→ THE RECORDS:
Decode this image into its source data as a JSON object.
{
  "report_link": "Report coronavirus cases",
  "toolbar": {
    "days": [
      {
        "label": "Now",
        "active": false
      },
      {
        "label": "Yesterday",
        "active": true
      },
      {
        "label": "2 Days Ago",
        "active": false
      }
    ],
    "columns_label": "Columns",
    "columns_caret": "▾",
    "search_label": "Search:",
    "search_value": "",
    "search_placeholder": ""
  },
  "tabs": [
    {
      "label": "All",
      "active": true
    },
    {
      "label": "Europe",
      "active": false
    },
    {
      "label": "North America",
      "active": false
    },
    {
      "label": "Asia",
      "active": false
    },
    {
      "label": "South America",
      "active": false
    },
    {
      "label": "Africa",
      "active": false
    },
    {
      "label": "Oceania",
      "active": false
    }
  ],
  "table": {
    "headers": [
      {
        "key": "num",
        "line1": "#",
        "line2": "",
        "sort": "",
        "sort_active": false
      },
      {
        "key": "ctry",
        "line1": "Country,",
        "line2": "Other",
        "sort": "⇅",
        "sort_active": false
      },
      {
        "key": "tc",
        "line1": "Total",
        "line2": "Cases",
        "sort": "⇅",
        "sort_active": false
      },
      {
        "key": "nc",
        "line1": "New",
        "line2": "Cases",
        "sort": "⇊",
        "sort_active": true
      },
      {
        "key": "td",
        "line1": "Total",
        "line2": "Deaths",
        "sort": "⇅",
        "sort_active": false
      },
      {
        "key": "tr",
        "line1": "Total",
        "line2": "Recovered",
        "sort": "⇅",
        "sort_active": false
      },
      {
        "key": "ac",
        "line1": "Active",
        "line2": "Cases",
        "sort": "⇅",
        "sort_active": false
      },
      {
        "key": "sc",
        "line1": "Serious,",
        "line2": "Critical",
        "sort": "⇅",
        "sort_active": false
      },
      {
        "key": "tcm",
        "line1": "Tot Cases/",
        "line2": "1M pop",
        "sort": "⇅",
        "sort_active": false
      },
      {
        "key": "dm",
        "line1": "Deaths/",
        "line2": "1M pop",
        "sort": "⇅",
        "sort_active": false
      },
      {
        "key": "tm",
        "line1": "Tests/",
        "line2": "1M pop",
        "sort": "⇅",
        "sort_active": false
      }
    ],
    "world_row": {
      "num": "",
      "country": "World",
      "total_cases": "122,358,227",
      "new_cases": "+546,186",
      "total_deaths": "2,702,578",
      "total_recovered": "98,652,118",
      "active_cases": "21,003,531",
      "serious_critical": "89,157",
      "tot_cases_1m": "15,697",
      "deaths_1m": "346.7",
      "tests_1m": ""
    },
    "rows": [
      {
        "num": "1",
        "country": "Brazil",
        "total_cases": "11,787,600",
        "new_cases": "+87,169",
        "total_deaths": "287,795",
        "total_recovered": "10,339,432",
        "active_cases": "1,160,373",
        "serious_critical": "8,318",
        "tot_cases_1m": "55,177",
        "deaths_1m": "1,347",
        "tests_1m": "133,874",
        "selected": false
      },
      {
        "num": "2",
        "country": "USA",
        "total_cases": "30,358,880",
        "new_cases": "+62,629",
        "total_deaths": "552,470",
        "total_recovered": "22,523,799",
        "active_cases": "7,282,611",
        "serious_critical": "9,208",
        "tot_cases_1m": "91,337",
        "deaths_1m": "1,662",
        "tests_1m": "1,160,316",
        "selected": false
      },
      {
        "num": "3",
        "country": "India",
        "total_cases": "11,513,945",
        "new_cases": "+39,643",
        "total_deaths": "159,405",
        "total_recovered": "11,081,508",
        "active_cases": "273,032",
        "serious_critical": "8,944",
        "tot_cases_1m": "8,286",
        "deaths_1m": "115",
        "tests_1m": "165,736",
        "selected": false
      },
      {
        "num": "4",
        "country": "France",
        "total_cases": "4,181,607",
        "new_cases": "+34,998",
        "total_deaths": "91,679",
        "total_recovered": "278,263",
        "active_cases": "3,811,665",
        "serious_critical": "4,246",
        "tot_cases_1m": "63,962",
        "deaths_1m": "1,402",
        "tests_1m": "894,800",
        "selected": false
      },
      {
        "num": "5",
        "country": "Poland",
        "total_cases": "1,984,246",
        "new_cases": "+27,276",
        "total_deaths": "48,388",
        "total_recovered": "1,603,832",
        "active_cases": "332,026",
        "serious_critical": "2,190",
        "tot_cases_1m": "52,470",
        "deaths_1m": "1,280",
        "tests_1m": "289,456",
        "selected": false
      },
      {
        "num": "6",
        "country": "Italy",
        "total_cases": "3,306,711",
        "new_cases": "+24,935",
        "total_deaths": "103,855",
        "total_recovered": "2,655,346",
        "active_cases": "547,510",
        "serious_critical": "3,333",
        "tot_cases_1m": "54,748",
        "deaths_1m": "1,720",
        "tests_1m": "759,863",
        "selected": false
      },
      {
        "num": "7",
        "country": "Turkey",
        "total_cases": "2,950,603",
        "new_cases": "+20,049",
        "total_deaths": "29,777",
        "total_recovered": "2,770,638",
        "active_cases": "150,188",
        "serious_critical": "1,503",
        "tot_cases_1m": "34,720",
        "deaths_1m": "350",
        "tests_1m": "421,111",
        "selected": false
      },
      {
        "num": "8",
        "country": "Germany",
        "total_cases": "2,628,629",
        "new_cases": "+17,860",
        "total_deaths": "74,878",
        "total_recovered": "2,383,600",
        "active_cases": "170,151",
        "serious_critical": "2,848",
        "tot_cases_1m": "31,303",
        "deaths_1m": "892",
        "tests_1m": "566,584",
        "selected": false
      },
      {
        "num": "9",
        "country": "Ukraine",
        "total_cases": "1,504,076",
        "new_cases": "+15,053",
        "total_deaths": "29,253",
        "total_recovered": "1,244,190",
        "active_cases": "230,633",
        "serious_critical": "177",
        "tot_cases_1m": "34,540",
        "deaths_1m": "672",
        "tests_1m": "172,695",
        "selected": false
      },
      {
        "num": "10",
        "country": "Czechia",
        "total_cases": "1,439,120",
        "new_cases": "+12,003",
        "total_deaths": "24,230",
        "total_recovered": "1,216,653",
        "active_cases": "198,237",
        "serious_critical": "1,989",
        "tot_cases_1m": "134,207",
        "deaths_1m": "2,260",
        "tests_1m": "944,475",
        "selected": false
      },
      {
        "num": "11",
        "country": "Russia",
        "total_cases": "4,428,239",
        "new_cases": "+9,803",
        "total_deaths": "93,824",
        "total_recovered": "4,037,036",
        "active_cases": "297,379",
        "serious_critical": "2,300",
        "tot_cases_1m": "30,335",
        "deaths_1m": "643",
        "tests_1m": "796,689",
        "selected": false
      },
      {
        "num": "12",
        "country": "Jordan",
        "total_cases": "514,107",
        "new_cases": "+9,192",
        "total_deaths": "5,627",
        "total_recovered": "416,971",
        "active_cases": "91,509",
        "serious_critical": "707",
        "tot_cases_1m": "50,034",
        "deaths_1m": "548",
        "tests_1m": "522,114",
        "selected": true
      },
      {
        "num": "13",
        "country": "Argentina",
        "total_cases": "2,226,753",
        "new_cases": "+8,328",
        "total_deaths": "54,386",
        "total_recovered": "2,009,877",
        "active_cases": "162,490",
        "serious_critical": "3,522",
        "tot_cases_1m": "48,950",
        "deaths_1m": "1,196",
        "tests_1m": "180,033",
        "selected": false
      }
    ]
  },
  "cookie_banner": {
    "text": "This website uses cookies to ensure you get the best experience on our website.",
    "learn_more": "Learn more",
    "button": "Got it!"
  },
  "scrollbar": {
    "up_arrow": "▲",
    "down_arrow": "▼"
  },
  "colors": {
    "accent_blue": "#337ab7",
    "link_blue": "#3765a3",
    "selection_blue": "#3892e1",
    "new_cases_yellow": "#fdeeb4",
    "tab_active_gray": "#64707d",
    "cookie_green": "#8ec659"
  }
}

→ ACTIVITY: Reproduce the records above with every character intact.

→ TASK SOLUTION:
Decode this image into its source data as a JSON object.
{
  "report_link": "Report coronavirus cases",
  "toolbar": {
    "days": [
      {
        "label": "Now",
        "active": false
      },
      {
        "label": "Yesterday",
        "active": true
      },
      {
        "label": "2 Days Ago",
        "active": false
      }
    ],
    "columns_label": "Columns",
    "columns_caret": "▾",
    "search_label": "Search:",
    "search_value": "",
    "search_placeholder": ""
  },
  "tabs": [
    {
      "label": "All",
      "active": true
    },
    {
      "label": "Europe",
      "active": false
    },
    {
      "label": "North America",
      "active": false
    },
    {
      "label": "Asia",
      "active": false
    },
    {
      "label": "South America",
      "active": false
    },
    {
      "label": "Africa",
      "active": false
    },
    {
      "label": "Oceania",
      "active": false
    }
  ],
  "table": {
    "headers": [
      {
        "key": "num",
        "line1": "#",
        "line2": "",
        "sort": "",
        "sort_active": false
      },
      {
        "key": "ctry",
        "line1": "Country,",
        "line2": "Other",
        "sort": "⇅",
        "sort_active": false
      },
      {
        "key": "tc",
        "line1": "Total",
        "line2": "Cases",
        "sort": "⇅",
        "sort_active": false
      },
      {
        "key": "nc",
        "line1": "New",
        "line2": "Cases",
        "sort": "⇊",
        "sort_active": true
      },
      {
        "key": "td",
        "line1": "Total",
        "line2": "Deaths",
        "sort": "⇅",
        "sort_active": false
      },
      {
        "key": "tr",
        "line1": "Total",
        "line2": "Recovered",
        "sort": "⇅",
        "sort_active": false
      },
      {
        "key": "ac",
        "line1": "Active",
        "line2": "Cases",
        "sort": "⇅",
        "sort_active": false
      },
      {
        "key": "sc",
        "line1": "Serious,",
        "line2": "Critical",
        "sort": "⇅",
        "sort_active": false
      },
      {
        "key": "tcm",
        "line1": "Tot Cases/",
        "line2": "1M pop",
        "sort": "⇅",
        "sort_active": false
      },
      {
        "key": "dm",
        "line1": "Deaths/",
        "line2": "1M pop",
        "sort": "⇅",
        "sort_active": false
      },
      {
        "key": "tm",
        "line1": "Tests/",
        "line2": "1M pop",
        "sort": "⇅",
        "sort_active": false
      }
    ],
    "world_row": {
      "num": "",
      "country": "World",
      "total_cases": "122,358,227",
      "new_cases": "+546,186",
      "total_deaths": "2,702,578",
      "total_recovered": "98,652,118",
      "active_cases": "21,003,531",
      "serious_critical": "89,157",
      "tot_cases_1m": "15,697",
      "deaths_1m": "346.7",
      "tests_1m": ""
    },
    "rows": [
      {
        "num": "1",
        "country": "Brazil",
        "total_cases": "11,787,600",
        "new_cases": "+87,169",
        "total_deaths": "287,795",
        "total_recovered": "10,339,432",
        "active_cases": "1,160,373",
        "serious_critical": "8,318",
        "tot_cases_1m": "55,177",
        "deaths_1m": "1,347",
        "tests_1m": "133,874",
        "selected": false
      },
      {
        "num": "2",
        "country": "USA",
        "total_cases": "30,358,880",
        "new_cases": "+62,629",
        "total_deaths": "552,470",
        "total_recovered": "22,523,799",
        "active_cases": "7,282,611",
        "serious_critical": "9,208",
        "tot_cases_1m": "91,337",
        "deaths_1m": "1,662",
        "tests_1m": "1,160,316",
        "selected": false
      },
      {
        "num": "3",
        "country": "India",
        "total_cases": "11,513,945",
        "new_cases": "+39,643",
        "total_deaths": "159,405",
        "total_recovered": "11,081,508",
        "active_cases": "273,032",
        "serious_critical": "8,944",
        "tot_cases_1m": "8,286",
        "deaths_1m": "115",
        "tests_1m": "165,736",
        "selected": false
      },
      {
        "num": "4",
        "country": "France",
        "total_cases": "4,181,607",
        "new_cases": "+34,998",
        "total_deaths": "91,679",
        "total_recovered": "278,263",
        "active_cases": "3,811,665",
        "serious_critical": "4,246",
        "tot_cases_1m": "63,962",
        "deaths_1m": "1,402",
        "tests_1m": "894,800",
        "selected": false
      },
      {
        "num": "5",
        "country": "Poland",
        "total_cases": "1,984,246",
        "new_cases": "+27,276",
        "total_deaths": "48,388",
        "total_recovered": "1,603,832",
        "active_cases": "332,026",
        "serious_critical": "2,190",
        "tot_cases_1m": "52,470",
        "deaths_1m": "1,280",
        "tests_1m": "289,456",
        "selected": false
      },
      {
        "num": "6",
        "country": "Italy",
        "total_cases": "3,306,711",
        "new_cases": "+24,935",
        "total_deaths": "103,855",
        "total_recovered": "2,655,346",
        "active_cases": "547,510",
        "serious_critical": "3,333",
        "tot_cases_1m": "54,748",
        "deaths_1m": "1,720",
        "tests_1m": "759,863",
        "selected": false
      },
      {
        "num": "7",
        "country": "Turkey",
        "total_cases": "2,950,603",
        "new_cases": "+20,049",
        "total_deaths": "29,777",
        "total_recovered": "2,770,638",
        "active_cases": "150,188",
        "serious_critical": "1,503",
        "tot_cases_1m": "34,720",
        "deaths_1m": "350",
        "tests_1m": "421,111",
        "selected": false
      },
      {
        "num": "8",
        "country": "Germany",
        "total_cases": "2,628,629",
        "new_cases": "+17,860",
        "total_deaths": "74,878",
        "total_recovered": "2,383,600",
        "active_cases": "170,151",
        "serious_critical": "2,848",
        "tot_cases_1m": "31,303",
        "deaths_1m": "892",
        "tests_1m": "566,584",
        "selected": false
      },
      {
        "num": "9",
        "country": "Ukraine",
        "total_cases": "1,504,076",
        "new_cases": "+15,053",
        "total_deaths": "29,253",
        "total_recovered": "1,244,190",
        "active_cases": "230,633",
        "serious_critical": "177",
        "tot_cases_1m": "34,540",
        "deaths_1m": "672",
        "tests_1m": "172,695",
        "selected": false
      },
      {
        "num": "10",
        "country": "Czechia",
        "total_cases": "1,439,120",
        "new_cases": "+12,003",
        "total_deaths": "24,230",
        "total_recovered": "1,216,653",
        "active_cases": "198,237",
        "serious_critical": "1,989",
        "tot_cases_1m": "134,207",
        "deaths_1m": "2,260",
        "tests_1m": "944,475",
        "selected": false
      },
      {
        "num": "11",
        "country": "Russia",
        "total_cases": "4,428,239",
        "new_cases": "+9,803",
        "total_deaths": "93,824",
        "total_recovered": "4,037,036",
        "active_cases": "297,379",
        "serious_critical": "2,300",
        "tot_cases_1m": "30,335",
        "deaths_1m": "643",
        "tests_1m": "796,689",
        "selected": false
      },
      {
        "num": "12",
        "country": "Jordan",
        "total_cases": "514,107",
        "new_cases": "+9,192",
        "total_deaths": "5,627",
        "total_recovered": "416,971",
        "active_cases": "91,509",
        "serious_critical": "707",
        "tot_cases_1m": "50,034",
        "deaths_1m": "548",
        "tests_1m": "522,114",
        "selected": true
      },
      {
        "num": "13",
        "country": "Argentina",
        "total_cases": "2,226,753",
        "new_cases": "+8,328",
        "total_deaths": "54,386",
        "total_recovered": "2,009,877",
        "active_cases": "162,490",
        "serious_critical": "3,522",
        "tot_cases_1m": "48,950",
        "deaths_1m": "1,196",
        "tests_1m": "180,033",
        "selected": false
      }
    ]
  },
  "cookie_banner": {
    "text": "This website uses cookies to ensure you get the best experience on our website.",
    "learn_more": "Learn more",
    "button": "Got it!"
  },
  "scrollbar": {
    "up_arrow": "▲",
    "down_arrow": "▼"
  },
  "colors": {
    "accent_blue": "#337ab7",
    "link_blue": "#3765a3",
    "selection_blue": "#3892e1",
    "new_cases_yellow": "#fdeeb4",
    "tab_active_gray": "#64707d",
    "cookie_green": "#8ec659"
  }
}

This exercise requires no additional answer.